[RECORDED INFORMATION]:
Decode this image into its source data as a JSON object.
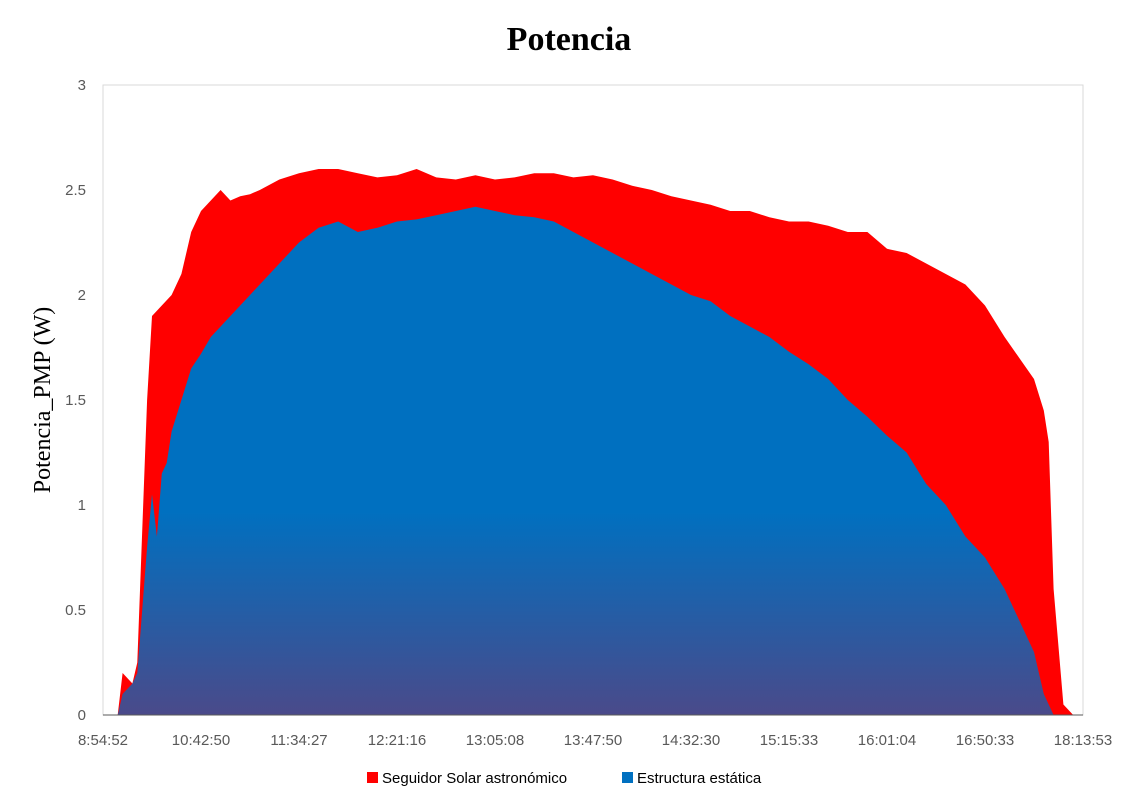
{
  "chart_data": {
    "type": "area",
    "title": "Potencia",
    "ylabel": "Potencia_PMP (W)",
    "xlabel": "",
    "ylim": [
      0,
      3
    ],
    "yticks": [
      "0",
      "0.5",
      "1",
      "1.5",
      "2",
      "2.5",
      "3"
    ],
    "xticks": [
      "8:54:52",
      "10:42:50",
      "11:34:27",
      "12:21:16",
      "13:05:08",
      "13:47:50",
      "14:32:30",
      "15:15:33",
      "16:01:04",
      "16:50:33",
      "18:13:53"
    ],
    "grid": false,
    "legend_position": "bottom",
    "series": [
      {
        "name": "Seguidor Solar astronómico",
        "color": "#ff0000",
        "x": [
          0,
          0.015,
          0.02,
          0.03,
          0.035,
          0.045,
          0.05,
          0.06,
          0.07,
          0.08,
          0.09,
          0.1,
          0.11,
          0.12,
          0.13,
          0.14,
          0.15,
          0.16,
          0.18,
          0.2,
          0.22,
          0.24,
          0.26,
          0.28,
          0.3,
          0.32,
          0.34,
          0.36,
          0.38,
          0.4,
          0.42,
          0.44,
          0.46,
          0.48,
          0.5,
          0.52,
          0.54,
          0.56,
          0.58,
          0.6,
          0.62,
          0.64,
          0.66,
          0.68,
          0.7,
          0.72,
          0.74,
          0.76,
          0.78,
          0.8,
          0.82,
          0.84,
          0.86,
          0.88,
          0.9,
          0.92,
          0.935,
          0.95,
          0.96,
          0.965,
          0.97,
          0.98,
          0.99,
          1.0
        ],
        "values": [
          0,
          0,
          0.2,
          0.15,
          0.25,
          1.5,
          1.9,
          1.95,
          2.0,
          2.1,
          2.3,
          2.4,
          2.45,
          2.5,
          2.45,
          2.47,
          2.48,
          2.5,
          2.55,
          2.58,
          2.6,
          2.6,
          2.58,
          2.56,
          2.57,
          2.6,
          2.56,
          2.55,
          2.57,
          2.55,
          2.56,
          2.58,
          2.58,
          2.56,
          2.57,
          2.55,
          2.52,
          2.5,
          2.47,
          2.45,
          2.43,
          2.4,
          2.4,
          2.37,
          2.35,
          2.35,
          2.33,
          2.3,
          2.3,
          2.22,
          2.2,
          2.15,
          2.1,
          2.05,
          1.95,
          1.8,
          1.7,
          1.6,
          1.45,
          1.3,
          0.6,
          0.05,
          0,
          0
        ]
      },
      {
        "name": "Estructura estática",
        "color": "#0070c0",
        "x": [
          0,
          0.015,
          0.02,
          0.03,
          0.035,
          0.045,
          0.05,
          0.055,
          0.06,
          0.065,
          0.07,
          0.08,
          0.09,
          0.1,
          0.11,
          0.12,
          0.13,
          0.14,
          0.15,
          0.16,
          0.18,
          0.2,
          0.22,
          0.24,
          0.26,
          0.28,
          0.3,
          0.32,
          0.34,
          0.36,
          0.38,
          0.4,
          0.42,
          0.44,
          0.46,
          0.48,
          0.5,
          0.52,
          0.54,
          0.56,
          0.58,
          0.6,
          0.62,
          0.64,
          0.66,
          0.68,
          0.7,
          0.72,
          0.74,
          0.76,
          0.78,
          0.8,
          0.82,
          0.84,
          0.86,
          0.88,
          0.9,
          0.92,
          0.935,
          0.95,
          0.96,
          0.97,
          0.98,
          0.99,
          1.0
        ],
        "values": [
          0,
          0,
          0.1,
          0.15,
          0.2,
          0.8,
          1.05,
          0.85,
          1.15,
          1.2,
          1.35,
          1.5,
          1.65,
          1.72,
          1.8,
          1.85,
          1.9,
          1.95,
          2.0,
          2.05,
          2.15,
          2.25,
          2.32,
          2.35,
          2.3,
          2.32,
          2.35,
          2.36,
          2.38,
          2.4,
          2.42,
          2.4,
          2.38,
          2.37,
          2.35,
          2.3,
          2.25,
          2.2,
          2.15,
          2.1,
          2.05,
          2.0,
          1.97,
          1.9,
          1.85,
          1.8,
          1.73,
          1.67,
          1.6,
          1.5,
          1.42,
          1.33,
          1.25,
          1.1,
          1.0,
          0.85,
          0.75,
          0.6,
          0.45,
          0.3,
          0.1,
          0,
          0,
          0,
          0
        ]
      }
    ]
  }
}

[WHAT THIS TASK INVOLVES]: Reproduce the listing exactly. Leave its pictures out.

[RESULT FOR THIS EXERCISE]:
Decode this image into its source data as a JSON object.
{
  "chart_data": {
    "type": "area",
    "title": "Potencia",
    "ylabel": "Potencia_PMP (W)",
    "xlabel": "",
    "ylim": [
      0,
      3
    ],
    "yticks": [
      "0",
      "0.5",
      "1",
      "1.5",
      "2",
      "2.5",
      "3"
    ],
    "xticks": [
      "8:54:52",
      "10:42:50",
      "11:34:27",
      "12:21:16",
      "13:05:08",
      "13:47:50",
      "14:32:30",
      "15:15:33",
      "16:01:04",
      "16:50:33",
      "18:13:53"
    ],
    "grid": false,
    "legend_position": "bottom",
    "series": [
      {
        "name": "Seguidor Solar astronómico",
        "color": "#ff0000",
        "x": [
          0,
          0.015,
          0.02,
          0.03,
          0.035,
          0.045,
          0.05,
          0.06,
          0.07,
          0.08,
          0.09,
          0.1,
          0.11,
          0.12,
          0.13,
          0.14,
          0.15,
          0.16,
          0.18,
          0.2,
          0.22,
          0.24,
          0.26,
          0.28,
          0.3,
          0.32,
          0.34,
          0.36,
          0.38,
          0.4,
          0.42,
          0.44,
          0.46,
          0.48,
          0.5,
          0.52,
          0.54,
          0.56,
          0.58,
          0.6,
          0.62,
          0.64,
          0.66,
          0.68,
          0.7,
          0.72,
          0.74,
          0.76,
          0.78,
          0.8,
          0.82,
          0.84,
          0.86,
          0.88,
          0.9,
          0.92,
          0.935,
          0.95,
          0.96,
          0.965,
          0.97,
          0.98,
          0.99,
          1.0
        ],
        "values": [
          0,
          0,
          0.2,
          0.15,
          0.25,
          1.5,
          1.9,
          1.95,
          2.0,
          2.1,
          2.3,
          2.4,
          2.45,
          2.5,
          2.45,
          2.47,
          2.48,
          2.5,
          2.55,
          2.58,
          2.6,
          2.6,
          2.58,
          2.56,
          2.57,
          2.6,
          2.56,
          2.55,
          2.57,
          2.55,
          2.56,
          2.58,
          2.58,
          2.56,
          2.57,
          2.55,
          2.52,
          2.5,
          2.47,
          2.45,
          2.43,
          2.4,
          2.4,
          2.37,
          2.35,
          2.35,
          2.33,
          2.3,
          2.3,
          2.22,
          2.2,
          2.15,
          2.1,
          2.05,
          1.95,
          1.8,
          1.7,
          1.6,
          1.45,
          1.3,
          0.6,
          0.05,
          0,
          0
        ]
      },
      {
        "name": "Estructura estática",
        "color": "#0070c0",
        "x": [
          0,
          0.015,
          0.02,
          0.03,
          0.035,
          0.045,
          0.05,
          0.055,
          0.06,
          0.065,
          0.07,
          0.08,
          0.09,
          0.1,
          0.11,
          0.12,
          0.13,
          0.14,
          0.15,
          0.16,
          0.18,
          0.2,
          0.22,
          0.24,
          0.26,
          0.28,
          0.3,
          0.32,
          0.34,
          0.36,
          0.38,
          0.4,
          0.42,
          0.44,
          0.46,
          0.48,
          0.5,
          0.52,
          0.54,
          0.56,
          0.58,
          0.6,
          0.62,
          0.64,
          0.66,
          0.68,
          0.7,
          0.72,
          0.74,
          0.76,
          0.78,
          0.8,
          0.82,
          0.84,
          0.86,
          0.88,
          0.9,
          0.92,
          0.935,
          0.95,
          0.96,
          0.97,
          0.98,
          0.99,
          1.0
        ],
        "values": [
          0,
          0,
          0.1,
          0.15,
          0.2,
          0.8,
          1.05,
          0.85,
          1.15,
          1.2,
          1.35,
          1.5,
          1.65,
          1.72,
          1.8,
          1.85,
          1.9,
          1.95,
          2.0,
          2.05,
          2.15,
          2.25,
          2.32,
          2.35,
          2.3,
          2.32,
          2.35,
          2.36,
          2.38,
          2.4,
          2.42,
          2.4,
          2.38,
          2.37,
          2.35,
          2.3,
          2.25,
          2.2,
          2.15,
          2.1,
          2.05,
          2.0,
          1.97,
          1.9,
          1.85,
          1.8,
          1.73,
          1.67,
          1.6,
          1.5,
          1.42,
          1.33,
          1.25,
          1.1,
          1.0,
          0.85,
          0.75,
          0.6,
          0.45,
          0.3,
          0.1,
          0,
          0,
          0,
          0
        ]
      }
    ]
  }
}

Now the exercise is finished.